▶ _Exercise goal_
Copy the lines holding the word "theo", all of them.

▶ _The data_
▼
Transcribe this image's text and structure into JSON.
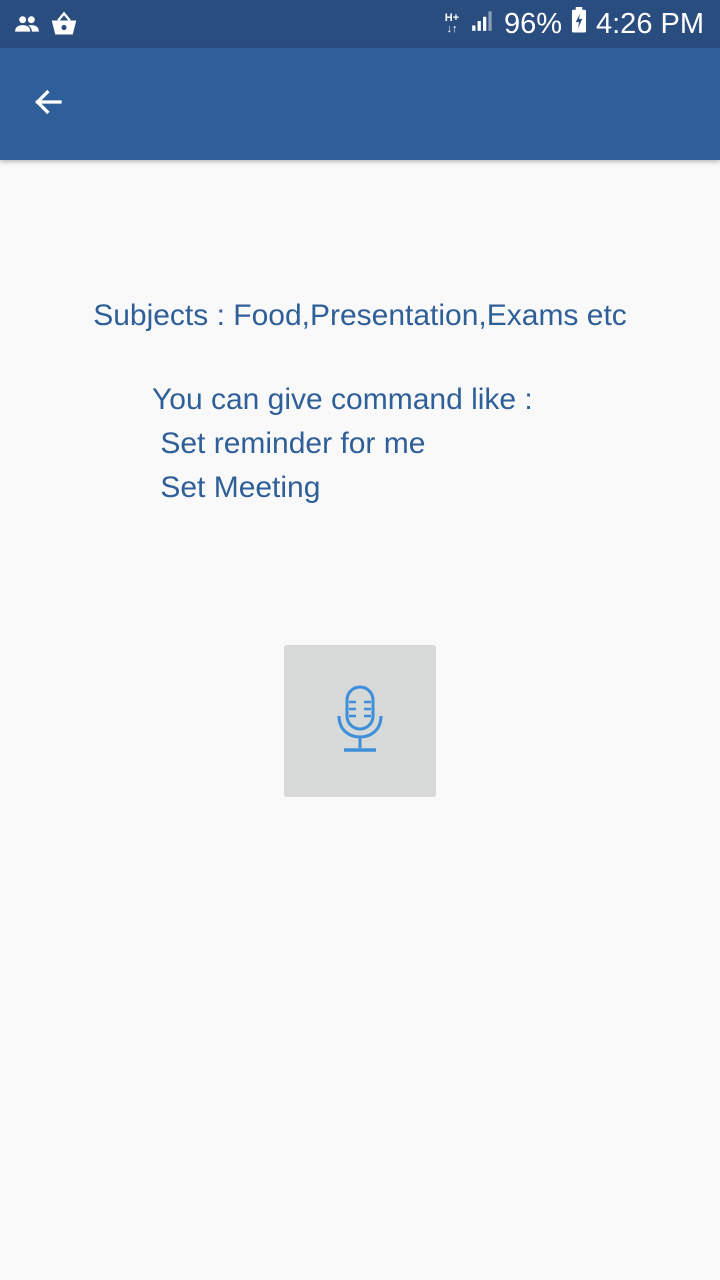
{
  "status_bar": {
    "left_icons": [
      "people-icon",
      "shopping-basket-icon"
    ],
    "network_type_top": "H+",
    "network_type_bottom": "↓↑",
    "battery_percent": "96%",
    "time": "4:26 PM"
  },
  "app_bar": {
    "back_icon": "arrow-left-icon"
  },
  "content": {
    "subjects": "Subjects : Food,Presentation,Exams etc",
    "command_intro": "You can give command like :",
    "commands": [
      " Set reminder for me",
      " Set Meeting"
    ]
  },
  "mic": {
    "icon": "microphone-icon"
  },
  "colors": {
    "status_bar": "#2a4d80",
    "app_bar": "#2f5f98",
    "text": "#2f5f98",
    "mic_background": "#d7d8d8",
    "mic_icon": "#3d8fdc",
    "page_background": "#f9f9f9"
  }
}
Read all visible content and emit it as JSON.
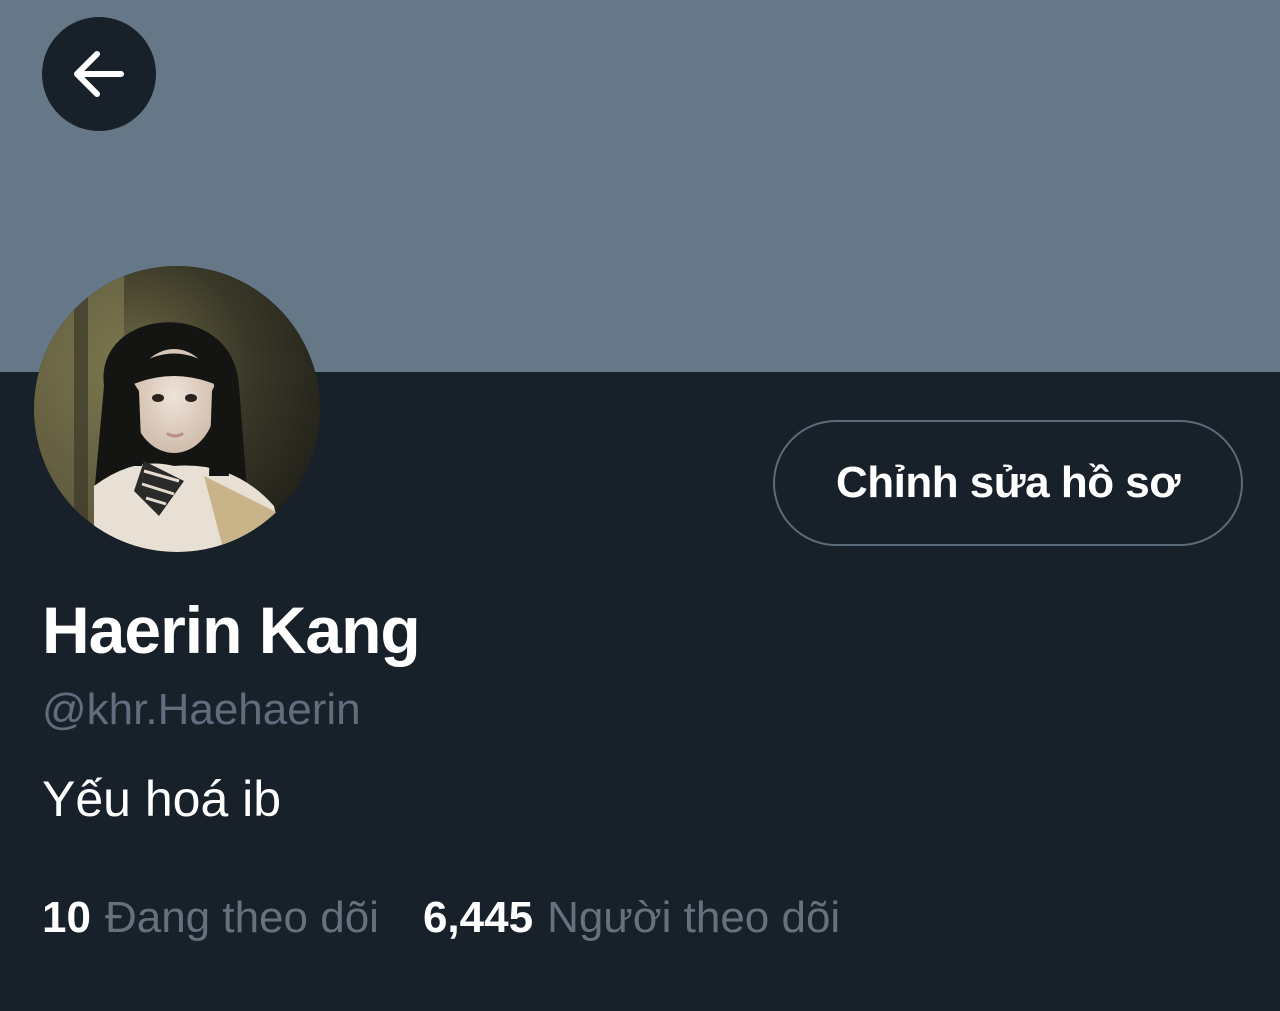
{
  "header": {
    "back_icon": "arrow-left-icon"
  },
  "profile": {
    "display_name": "Haerin Kang",
    "handle": "@khr.Haehaerin",
    "bio": "Yếu hoá ib",
    "edit_button_label": "Chỉnh sửa hồ sơ"
  },
  "stats": {
    "following_count": "10",
    "following_label": "Đang theo dõi",
    "followers_count": "6,445",
    "followers_label": "Người theo dõi"
  },
  "colors": {
    "banner": "#667788",
    "background": "#18202a",
    "muted_text": "#66717e",
    "button_border": "#5c6b7a"
  }
}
▲
▶ _Written reply_
    "following_label": "Đang theo dõi",
    "followers_label": "Người theo dõi"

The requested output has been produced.